**GIVEN TASK**
Gather from the material every line that contains the string "Benzetme".

====== MATERIAL SUPPLIED

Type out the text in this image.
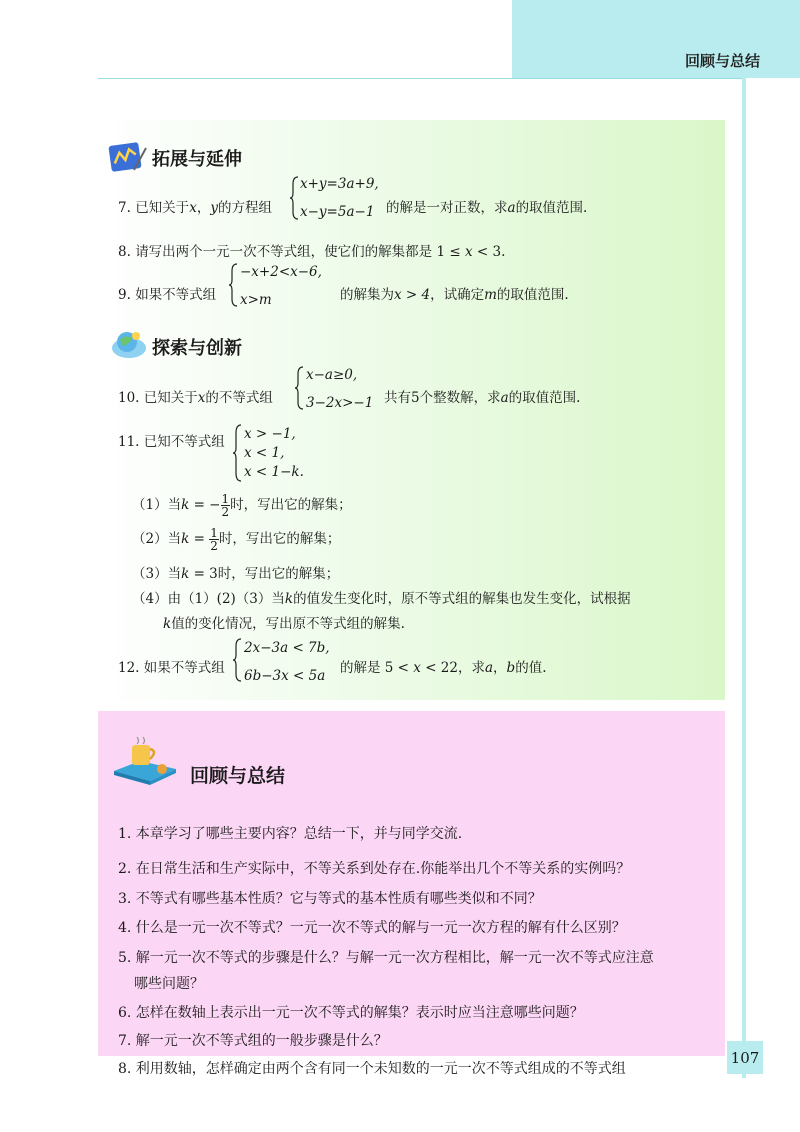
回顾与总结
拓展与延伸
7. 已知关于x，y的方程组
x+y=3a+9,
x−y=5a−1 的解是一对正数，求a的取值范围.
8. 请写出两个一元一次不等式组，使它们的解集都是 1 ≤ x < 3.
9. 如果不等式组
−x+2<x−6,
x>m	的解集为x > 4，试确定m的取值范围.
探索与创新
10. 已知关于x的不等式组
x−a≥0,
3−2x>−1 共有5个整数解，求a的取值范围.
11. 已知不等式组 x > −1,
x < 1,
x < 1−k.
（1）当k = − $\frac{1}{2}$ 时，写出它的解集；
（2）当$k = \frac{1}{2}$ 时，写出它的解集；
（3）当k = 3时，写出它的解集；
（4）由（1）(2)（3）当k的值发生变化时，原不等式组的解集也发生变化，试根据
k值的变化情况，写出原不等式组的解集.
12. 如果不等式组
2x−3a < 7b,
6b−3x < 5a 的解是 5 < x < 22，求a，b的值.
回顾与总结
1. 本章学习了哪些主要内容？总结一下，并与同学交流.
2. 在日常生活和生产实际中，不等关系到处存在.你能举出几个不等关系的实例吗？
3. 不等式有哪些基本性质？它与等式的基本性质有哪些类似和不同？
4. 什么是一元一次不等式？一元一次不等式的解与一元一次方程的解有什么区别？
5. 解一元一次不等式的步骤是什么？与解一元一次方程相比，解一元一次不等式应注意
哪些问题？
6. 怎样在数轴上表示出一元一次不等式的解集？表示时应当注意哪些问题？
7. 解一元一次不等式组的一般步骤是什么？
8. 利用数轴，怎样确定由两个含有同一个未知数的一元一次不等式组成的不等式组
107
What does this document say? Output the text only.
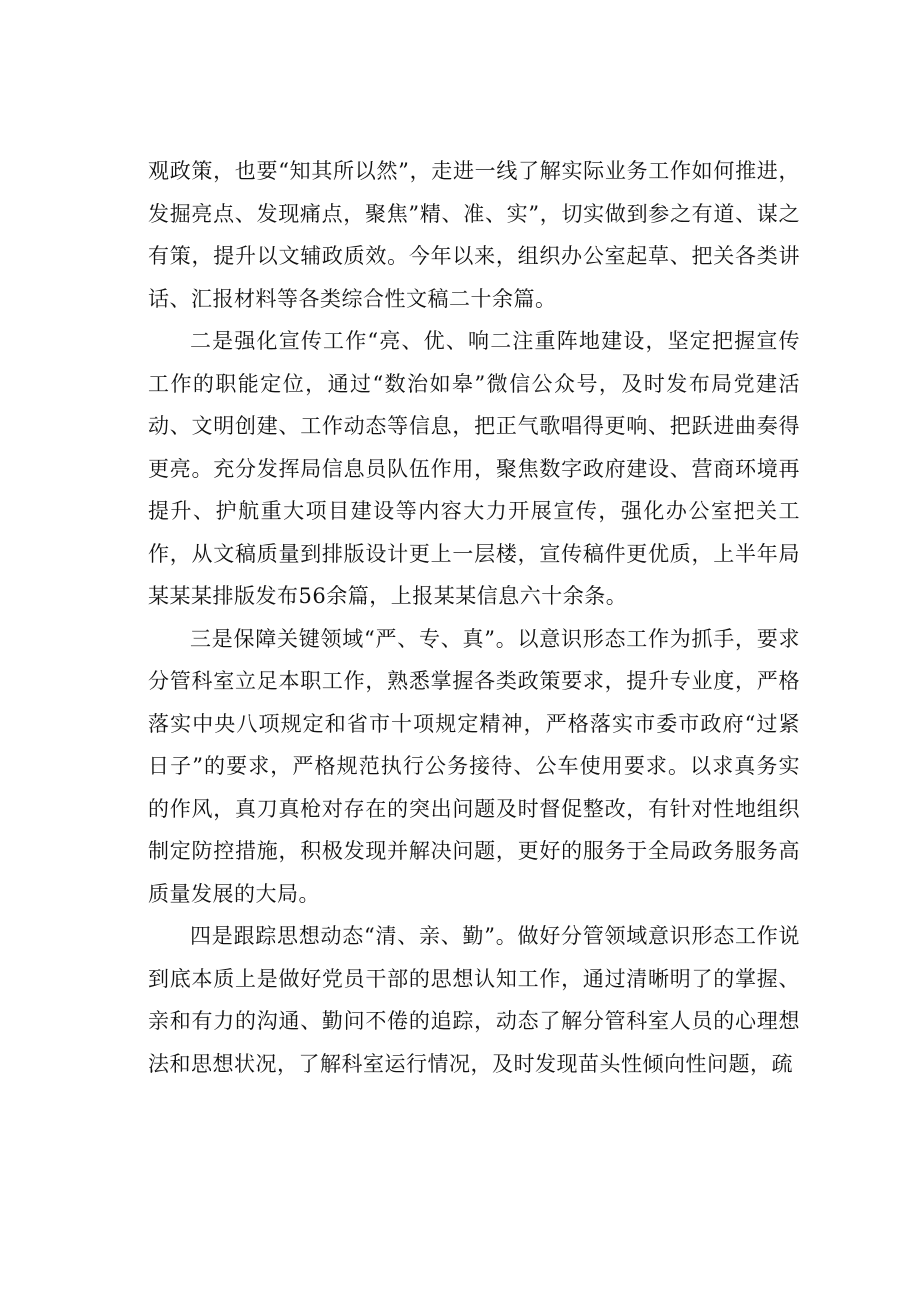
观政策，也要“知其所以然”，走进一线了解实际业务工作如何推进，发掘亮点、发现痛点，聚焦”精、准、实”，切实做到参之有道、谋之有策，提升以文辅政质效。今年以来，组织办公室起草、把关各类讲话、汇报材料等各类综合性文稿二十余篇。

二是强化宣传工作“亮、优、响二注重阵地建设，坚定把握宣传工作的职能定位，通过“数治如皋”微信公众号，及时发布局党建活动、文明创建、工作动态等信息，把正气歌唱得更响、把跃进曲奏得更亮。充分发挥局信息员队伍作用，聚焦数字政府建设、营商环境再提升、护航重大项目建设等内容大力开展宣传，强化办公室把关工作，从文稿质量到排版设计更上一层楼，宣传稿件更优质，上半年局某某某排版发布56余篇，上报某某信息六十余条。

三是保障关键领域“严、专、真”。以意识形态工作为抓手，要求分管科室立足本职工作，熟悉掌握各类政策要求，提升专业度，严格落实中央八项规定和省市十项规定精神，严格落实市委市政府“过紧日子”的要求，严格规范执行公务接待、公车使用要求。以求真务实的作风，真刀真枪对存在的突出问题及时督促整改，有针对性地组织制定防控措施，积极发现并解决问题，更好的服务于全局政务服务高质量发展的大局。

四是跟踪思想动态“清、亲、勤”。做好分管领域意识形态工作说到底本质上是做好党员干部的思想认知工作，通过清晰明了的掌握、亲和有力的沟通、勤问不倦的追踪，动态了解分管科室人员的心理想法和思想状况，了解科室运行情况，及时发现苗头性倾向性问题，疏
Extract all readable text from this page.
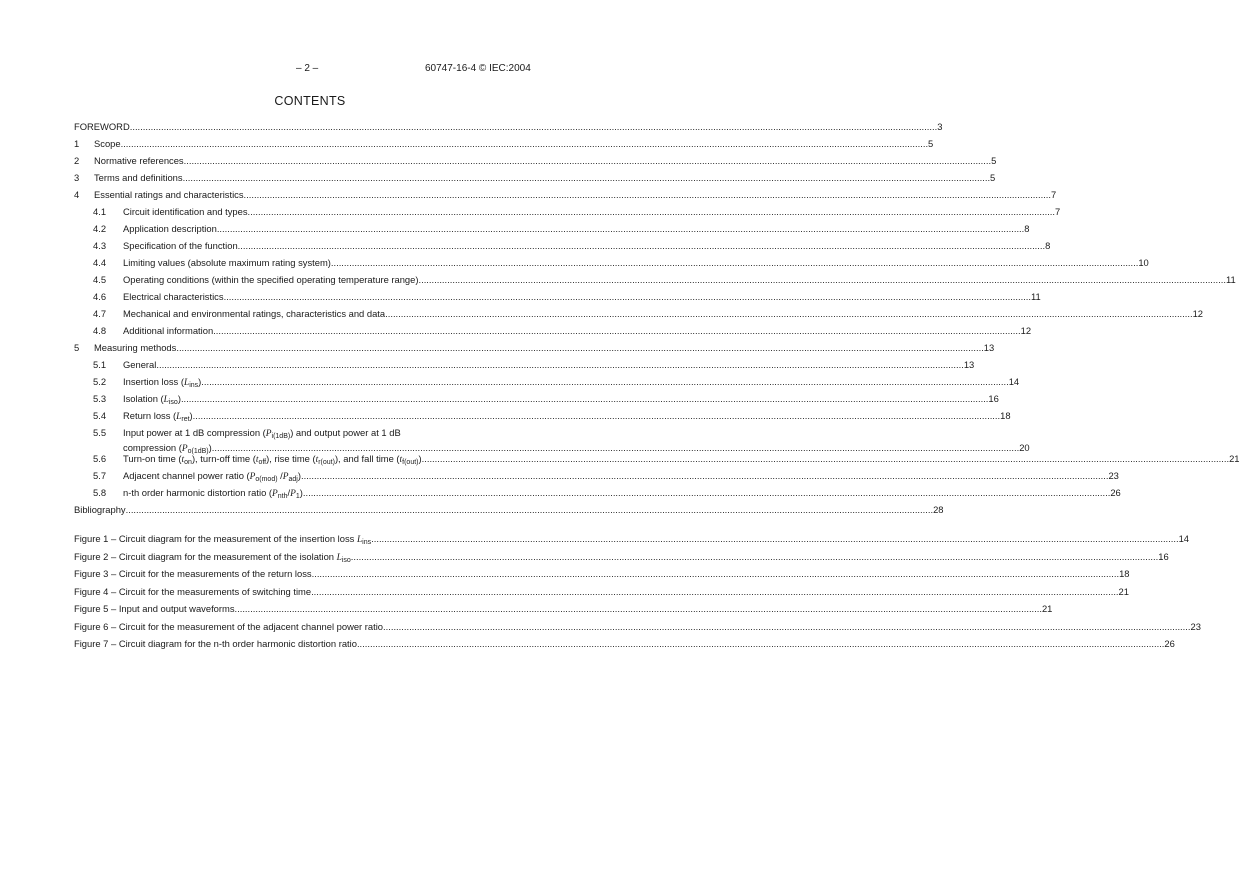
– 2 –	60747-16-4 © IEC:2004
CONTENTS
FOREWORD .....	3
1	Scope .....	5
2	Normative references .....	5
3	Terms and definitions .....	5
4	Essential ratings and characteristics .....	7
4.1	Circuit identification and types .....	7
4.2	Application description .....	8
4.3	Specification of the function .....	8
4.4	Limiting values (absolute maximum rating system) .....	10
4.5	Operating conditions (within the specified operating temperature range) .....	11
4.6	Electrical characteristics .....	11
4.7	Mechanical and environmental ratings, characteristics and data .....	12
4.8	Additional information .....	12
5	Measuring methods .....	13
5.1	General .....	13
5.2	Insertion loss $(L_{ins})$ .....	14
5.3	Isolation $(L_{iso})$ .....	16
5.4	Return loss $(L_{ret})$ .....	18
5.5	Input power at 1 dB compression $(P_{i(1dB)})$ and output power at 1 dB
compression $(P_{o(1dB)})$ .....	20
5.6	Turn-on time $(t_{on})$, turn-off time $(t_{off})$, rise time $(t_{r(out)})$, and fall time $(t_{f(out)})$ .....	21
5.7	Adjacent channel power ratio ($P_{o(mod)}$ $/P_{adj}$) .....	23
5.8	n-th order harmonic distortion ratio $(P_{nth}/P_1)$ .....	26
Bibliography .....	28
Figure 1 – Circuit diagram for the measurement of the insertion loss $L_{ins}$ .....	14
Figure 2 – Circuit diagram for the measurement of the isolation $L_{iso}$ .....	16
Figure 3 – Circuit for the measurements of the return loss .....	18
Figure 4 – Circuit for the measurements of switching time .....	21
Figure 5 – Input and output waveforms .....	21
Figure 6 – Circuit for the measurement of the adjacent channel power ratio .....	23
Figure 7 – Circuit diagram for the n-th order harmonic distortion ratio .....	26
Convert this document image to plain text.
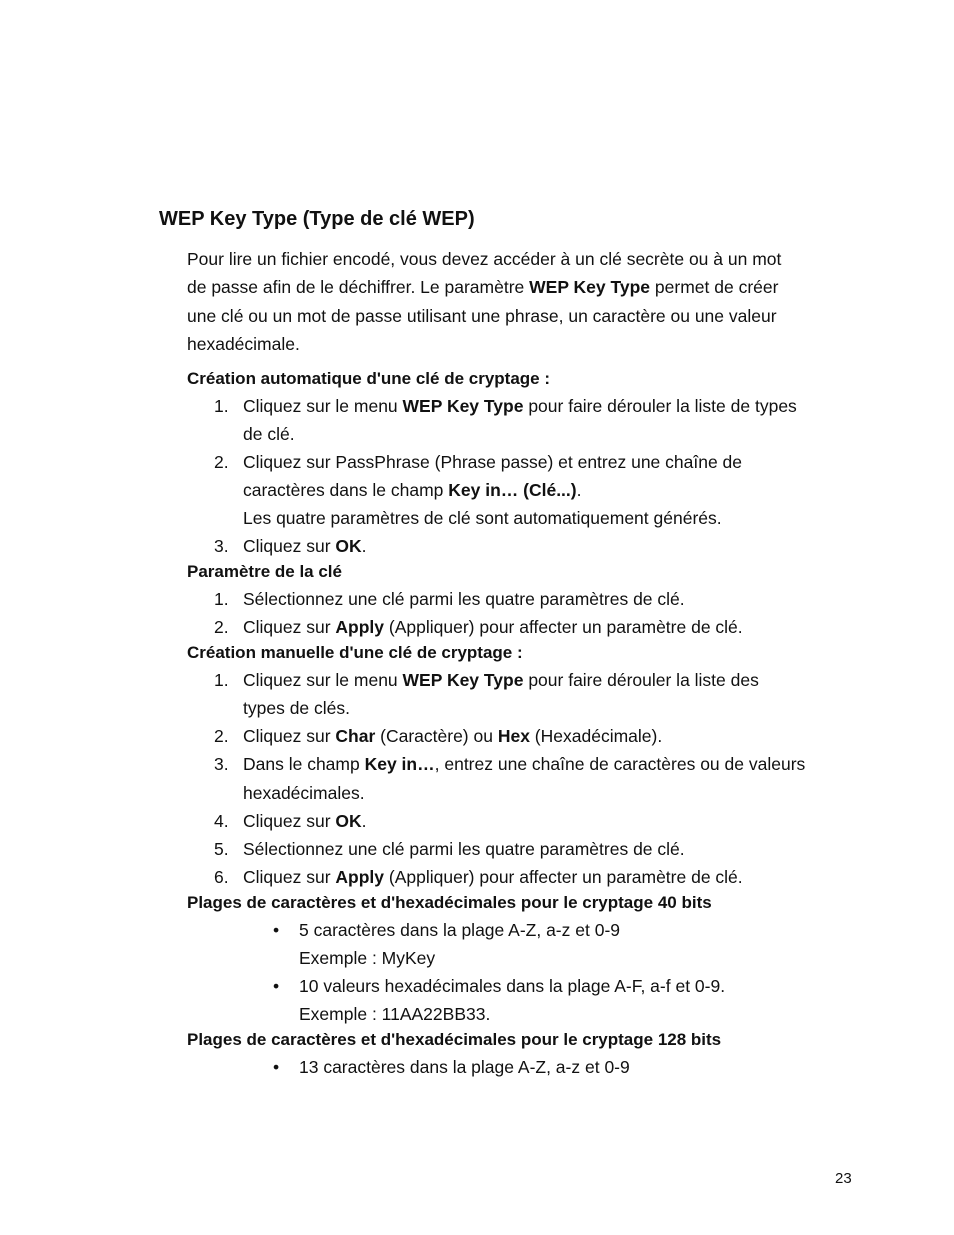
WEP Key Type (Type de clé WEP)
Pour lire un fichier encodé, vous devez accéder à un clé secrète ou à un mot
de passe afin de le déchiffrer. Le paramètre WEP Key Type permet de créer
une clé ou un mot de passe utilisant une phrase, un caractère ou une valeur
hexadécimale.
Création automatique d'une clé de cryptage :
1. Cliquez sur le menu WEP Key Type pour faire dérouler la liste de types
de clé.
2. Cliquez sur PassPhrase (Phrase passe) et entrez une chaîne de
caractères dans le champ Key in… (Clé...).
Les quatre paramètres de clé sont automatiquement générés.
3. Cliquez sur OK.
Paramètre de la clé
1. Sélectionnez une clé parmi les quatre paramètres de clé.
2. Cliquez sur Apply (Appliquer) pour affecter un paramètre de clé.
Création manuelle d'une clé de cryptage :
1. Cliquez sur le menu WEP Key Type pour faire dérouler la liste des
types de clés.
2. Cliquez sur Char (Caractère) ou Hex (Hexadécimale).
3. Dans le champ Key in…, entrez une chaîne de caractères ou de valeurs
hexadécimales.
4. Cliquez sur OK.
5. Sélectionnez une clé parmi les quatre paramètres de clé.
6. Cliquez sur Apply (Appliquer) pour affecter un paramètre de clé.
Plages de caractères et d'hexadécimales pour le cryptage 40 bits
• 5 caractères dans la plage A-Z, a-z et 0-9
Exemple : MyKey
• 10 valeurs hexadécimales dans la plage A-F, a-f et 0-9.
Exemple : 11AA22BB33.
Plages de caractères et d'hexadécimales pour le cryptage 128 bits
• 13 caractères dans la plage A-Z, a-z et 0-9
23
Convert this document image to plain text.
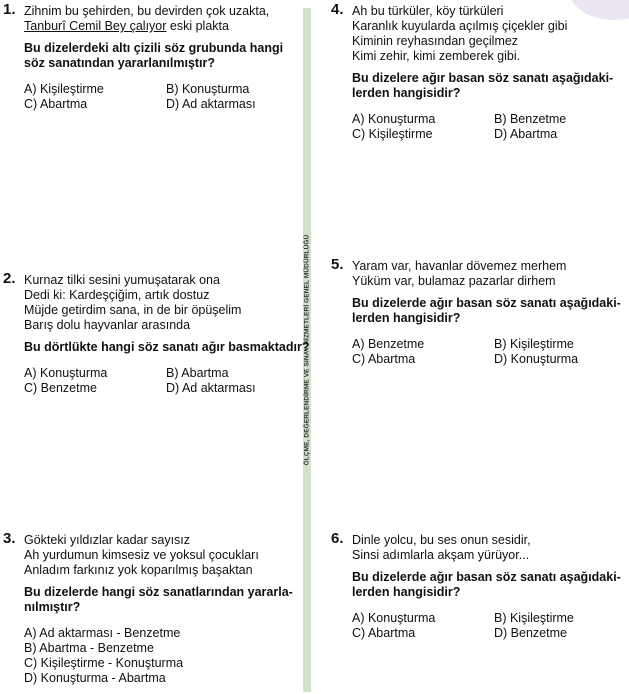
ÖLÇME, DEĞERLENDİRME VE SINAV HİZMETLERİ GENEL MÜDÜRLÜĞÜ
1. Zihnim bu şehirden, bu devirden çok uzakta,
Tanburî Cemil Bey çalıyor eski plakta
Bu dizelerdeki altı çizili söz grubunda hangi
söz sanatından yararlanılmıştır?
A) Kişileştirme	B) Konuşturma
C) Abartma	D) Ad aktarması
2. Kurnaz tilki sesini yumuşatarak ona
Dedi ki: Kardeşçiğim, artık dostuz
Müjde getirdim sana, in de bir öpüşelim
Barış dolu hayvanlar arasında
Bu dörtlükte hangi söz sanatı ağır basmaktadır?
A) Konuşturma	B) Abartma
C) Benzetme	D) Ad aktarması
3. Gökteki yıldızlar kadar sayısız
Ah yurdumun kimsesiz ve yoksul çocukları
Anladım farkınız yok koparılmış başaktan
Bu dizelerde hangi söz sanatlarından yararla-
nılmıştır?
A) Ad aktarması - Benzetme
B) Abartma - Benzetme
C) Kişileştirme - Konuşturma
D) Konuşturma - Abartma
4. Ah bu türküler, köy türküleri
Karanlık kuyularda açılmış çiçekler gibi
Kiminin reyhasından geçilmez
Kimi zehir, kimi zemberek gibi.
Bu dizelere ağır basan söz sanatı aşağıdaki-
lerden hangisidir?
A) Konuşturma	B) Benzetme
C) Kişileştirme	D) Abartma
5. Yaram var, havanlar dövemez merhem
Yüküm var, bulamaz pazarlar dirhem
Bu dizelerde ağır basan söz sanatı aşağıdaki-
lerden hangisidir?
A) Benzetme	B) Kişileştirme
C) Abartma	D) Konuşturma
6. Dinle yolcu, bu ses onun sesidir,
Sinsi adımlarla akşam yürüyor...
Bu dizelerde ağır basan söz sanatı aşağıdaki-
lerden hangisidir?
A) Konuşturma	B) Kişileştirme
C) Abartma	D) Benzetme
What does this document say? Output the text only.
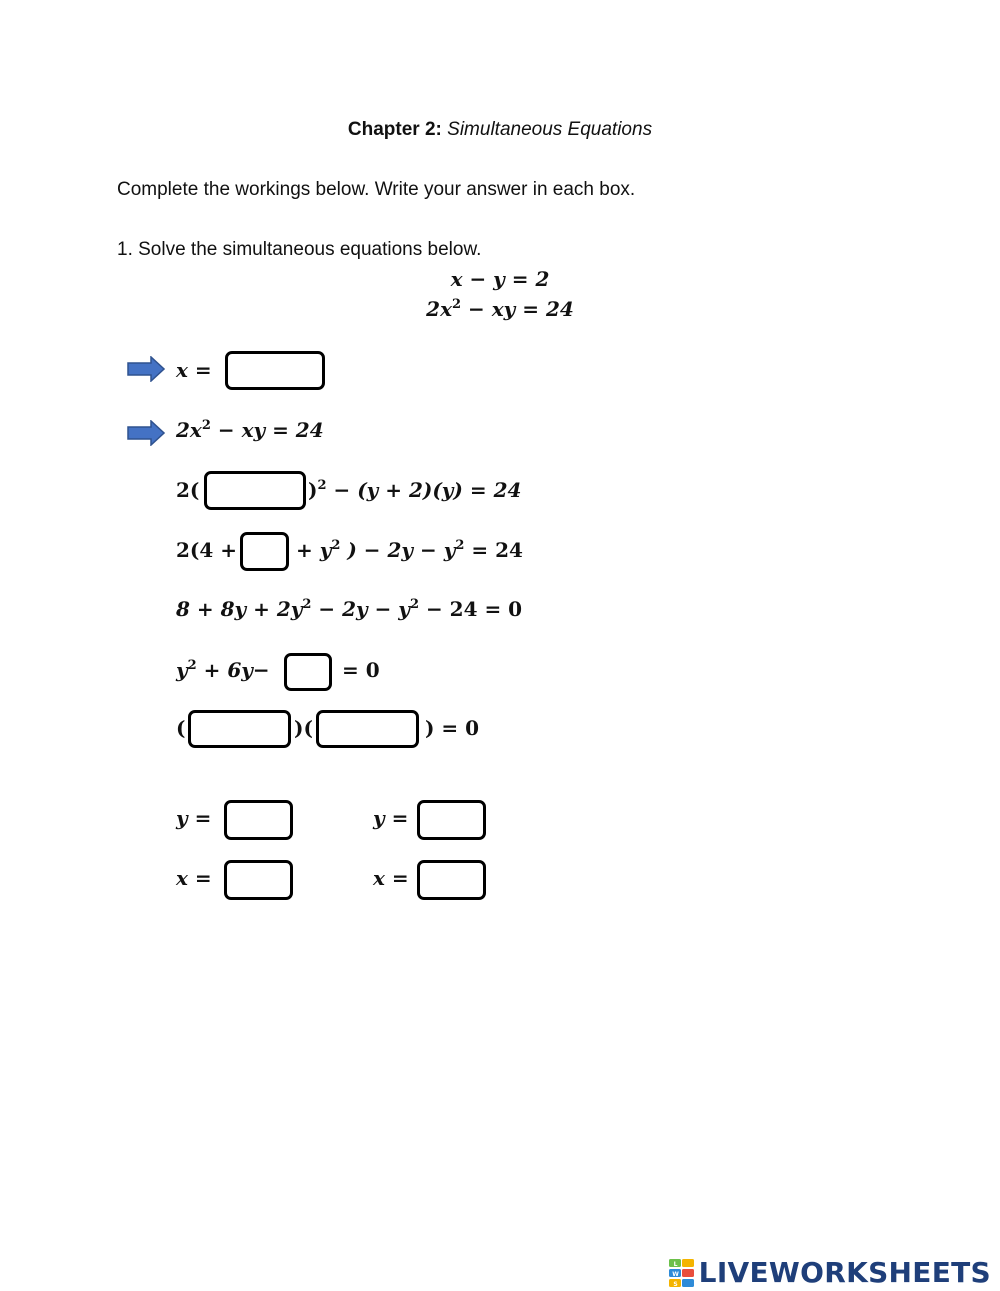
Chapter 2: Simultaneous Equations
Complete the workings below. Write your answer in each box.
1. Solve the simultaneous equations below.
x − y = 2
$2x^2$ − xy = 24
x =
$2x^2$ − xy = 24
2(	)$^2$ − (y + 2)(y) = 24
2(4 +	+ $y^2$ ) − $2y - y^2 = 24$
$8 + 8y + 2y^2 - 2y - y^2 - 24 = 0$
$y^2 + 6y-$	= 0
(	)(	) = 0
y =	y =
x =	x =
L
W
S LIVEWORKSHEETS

============

**WRITTEN SOLUTION**
C) Benzetme	D) Ad aktarması
A) Ad aktarması - Benzetme
B) Abartma - Benzetme
A) Konuşturma	B) Benzetme
A) Benzetme	B) Kişileştirme
C) Abartma	D) Benzetme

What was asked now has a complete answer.